◆ TASK TO COMPLETE ◆
Lay out the lines from the one containing "q9-line1: 9.下面哪些是平移，哪些是旋转？ —" through the one containing "tick-label-0: 0 — [220, 1068, 232, 1089]" as a Markdown table with the columns Row and Text, omitting any blank lines.

::::

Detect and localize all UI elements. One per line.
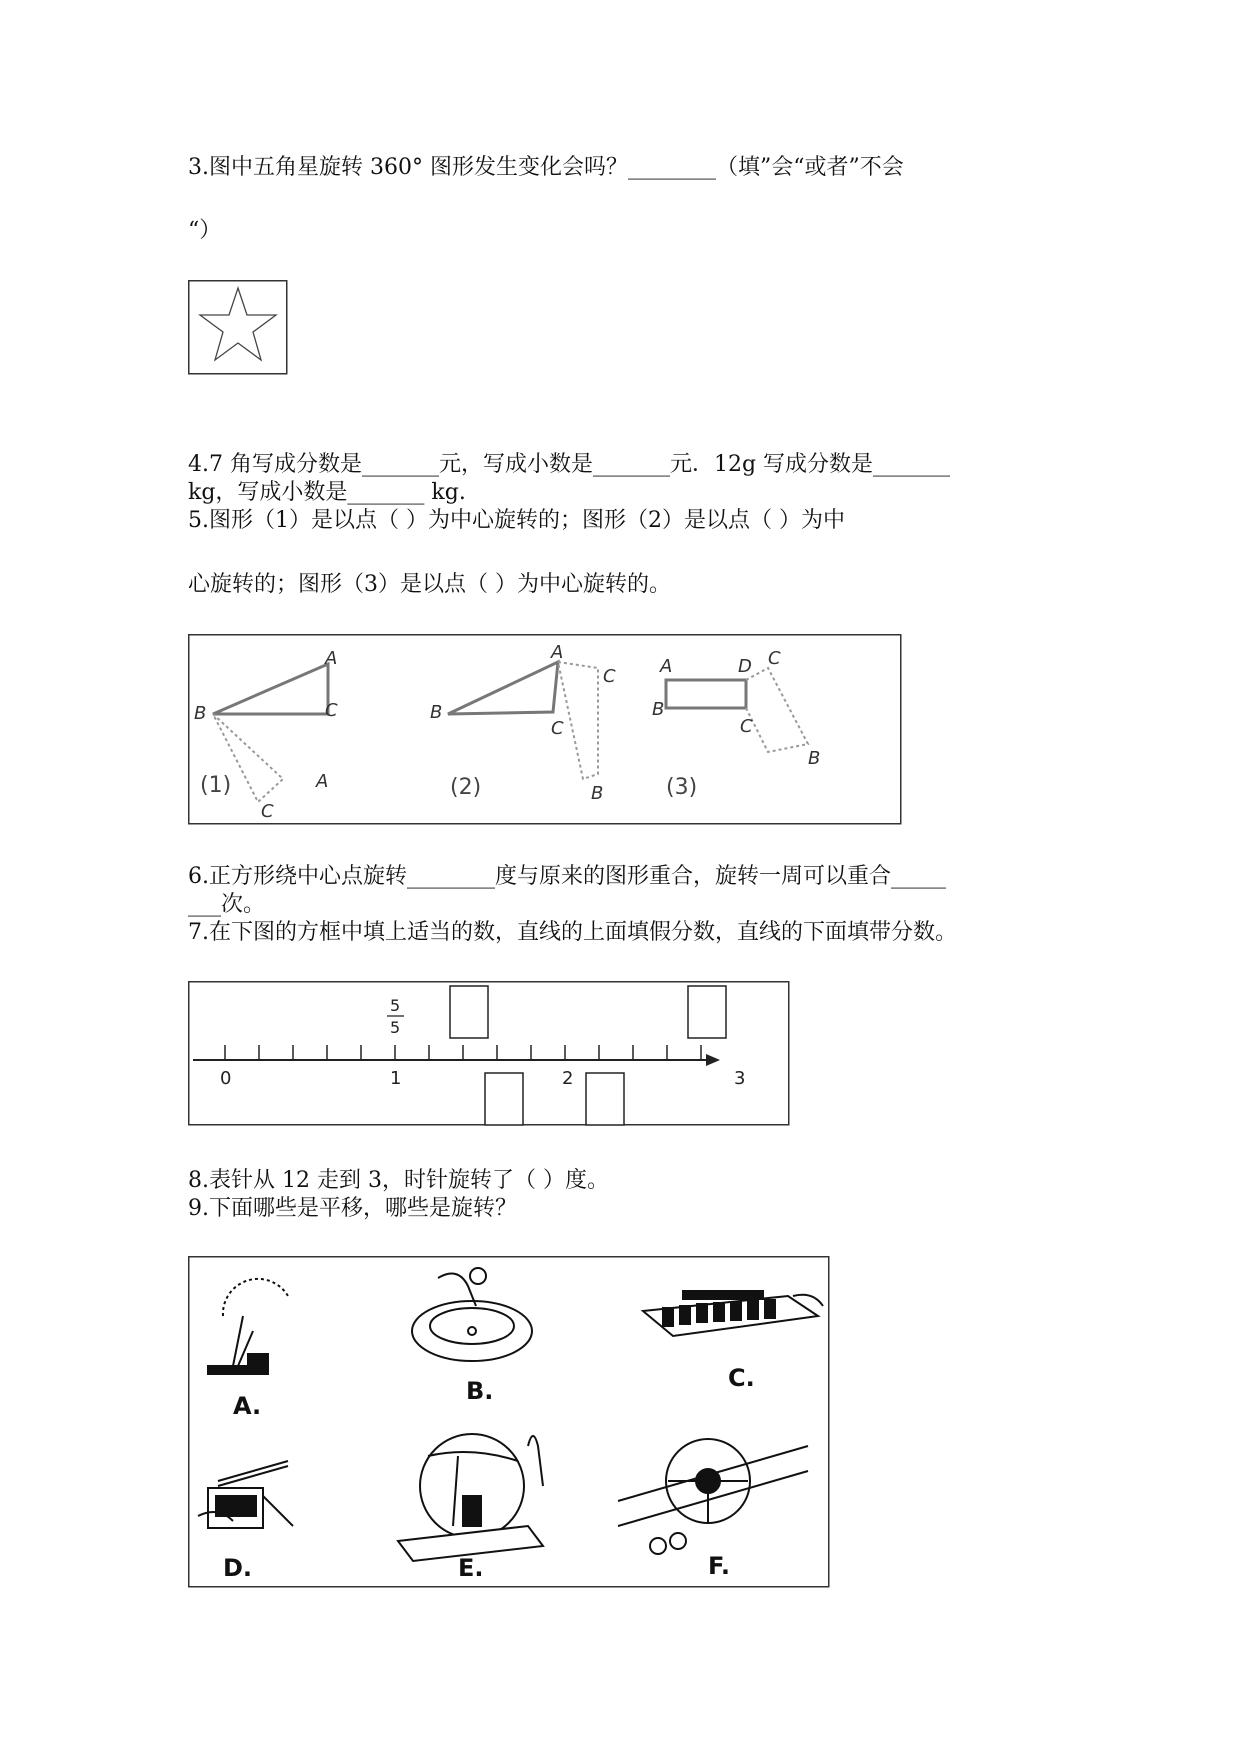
q9-line1: 9.下面哪些是平移，哪些是旋转？ — [188, 1196, 517, 1221]
fig3-label-c1: C — [740, 716, 753, 737]
fig3-label-b2: B — [808, 748, 821, 769]
fig3-caption: (3) — [666, 775, 698, 800]
fig1-caption: (1) — [200, 773, 232, 798]
q6-line2: ___次。 — [188, 892, 266, 917]
fig3-label-c2: C — [768, 648, 781, 669]
q4-line1: 4.7 角写成分数是_______元，写成小数是_______元．12g 写成分数是_______ — [188, 452, 951, 477]
fig1-label-b: B — [194, 703, 207, 724]
fraction-denominator: 5 — [390, 1018, 401, 1037]
fig1-label-c1: C — [325, 700, 338, 721]
q8-line1: 8.表针从 12 走到 3，时针旋转了（ ）度。 — [188, 1168, 609, 1193]
fig2-label-c2: C — [603, 666, 616, 687]
fig3-label-b1: B — [652, 699, 665, 720]
answer-box-lower-2 — [586, 1073, 624, 1125]
tick-label-0: 0 — [220, 1068, 232, 1089]
picture-d-label: D. — [223, 1554, 253, 1582]
q5-line2: 心旋转的；图形（3）是以点（ ）为中心旋转的。 — [188, 572, 671, 597]
fig3-label-d: D — [738, 656, 752, 677]
motion-pictures-figure — [188, 1256, 830, 1588]
answer-box-upper-1 — [450, 986, 488, 1038]
q5-line1: 5.图形（1）是以点（ ）为中心旋转的；图形（2）是以点（ ）为中 — [188, 508, 845, 533]
picture-f-label: F. — [708, 1552, 730, 1580]
fraction-numerator: 5 — [390, 996, 401, 1015]
tick-label-2: 2 — [562, 1068, 574, 1089]
answer-box-upper-2 — [688, 986, 726, 1038]
fig2-label-c1: C — [551, 718, 564, 739]
q7-line1: 7.在下图的方框中填上适当的数，直线的上面填假分数，直线的下面填带分数。 — [188, 920, 957, 945]
picture-a-label: A. — [233, 1392, 262, 1420]
tick-label-3: 3 — [734, 1068, 746, 1089]
fig1-label-a1: A — [325, 648, 338, 669]
fig2-label-b2: B — [591, 783, 604, 804]
fig1-label-c2: C — [261, 801, 274, 822]
tick-label-1: 1 — [390, 1068, 402, 1089]
rotation-figure — [188, 634, 902, 825]
picture-b-label: B. — [466, 1377, 494, 1405]
q3-line1: 3.图中五角星旋转 360° 图形发生变化会吗？________（填”会“或者”不会 — [188, 155, 904, 180]
fig2-label-a: A — [551, 642, 564, 663]
fig1-label-a2: A — [316, 771, 329, 792]
star-figure — [188, 280, 288, 375]
fig2-caption: (2) — [450, 775, 482, 800]
q4-line2: kg，写成小数是_______ kg. — [188, 480, 466, 505]
fig3-label-a: A — [660, 656, 673, 677]
picture-c-label: C. — [728, 1364, 755, 1392]
picture-e-label: E. — [458, 1554, 484, 1582]
fig2-label-b1: B — [430, 702, 443, 723]
q6-line1: 6.正方形绕中心点旋转________度与原来的图形重合，旋转一周可以重合_____ — [188, 864, 946, 889]
number-line-figure — [188, 981, 790, 1126]
q3-line2: “） — [188, 218, 222, 243]
answer-box-lower-1 — [485, 1073, 523, 1125]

::::

◆ RESULT OF THE EXERCISE ◆
| Row | Text |
|---|---|
| 1 | q9-line1: 9.下面哪些是平移，哪些是旋转？ — [188, 1196, 517, 1221] |
| 2 | fig3-label-c1: C — [740, 716, 753, 737] |
| 3 | fig3-label-b2: B — [808, 748, 821, 769] |
| 4 | fig3-caption: (3) — [666, 775, 698, 800] |
| 5 | fig1-caption: (1) — [200, 773, 232, 798] |
| 6 | q6-line2: ___次。 — [188, 892, 266, 917] |
| 7 | fig3-label-c2: C — [768, 648, 781, 669] |
| 8 | q4-line1: 4.7 角写成分数是_______元，写成小数是_______元．12g 写成分数是_______ — [188, 452, 951, 477] |
| 9 | fig1-label-b: B — [194, 703, 207, 724] |
| 10 | fraction-denominator: 5 — [390, 1018, 401, 1037] |
| 11 | fig1-label-c1: C — [325, 700, 338, 721] |
| 12 | q8-line1: 8.表针从 12 走到 3，时针旋转了（ ）度。 — [188, 1168, 609, 1193] |
| 13 | fig2-label-c2: C — [603, 666, 616, 687] |
| 14 | fig3-label-b1: B — [652, 699, 665, 720] |
| 15 | answer-box-lower-2 — [586, 1073, 624, 1125] |
| 16 | tick-label-0: 0 — [220, 1068, 232, 1089] |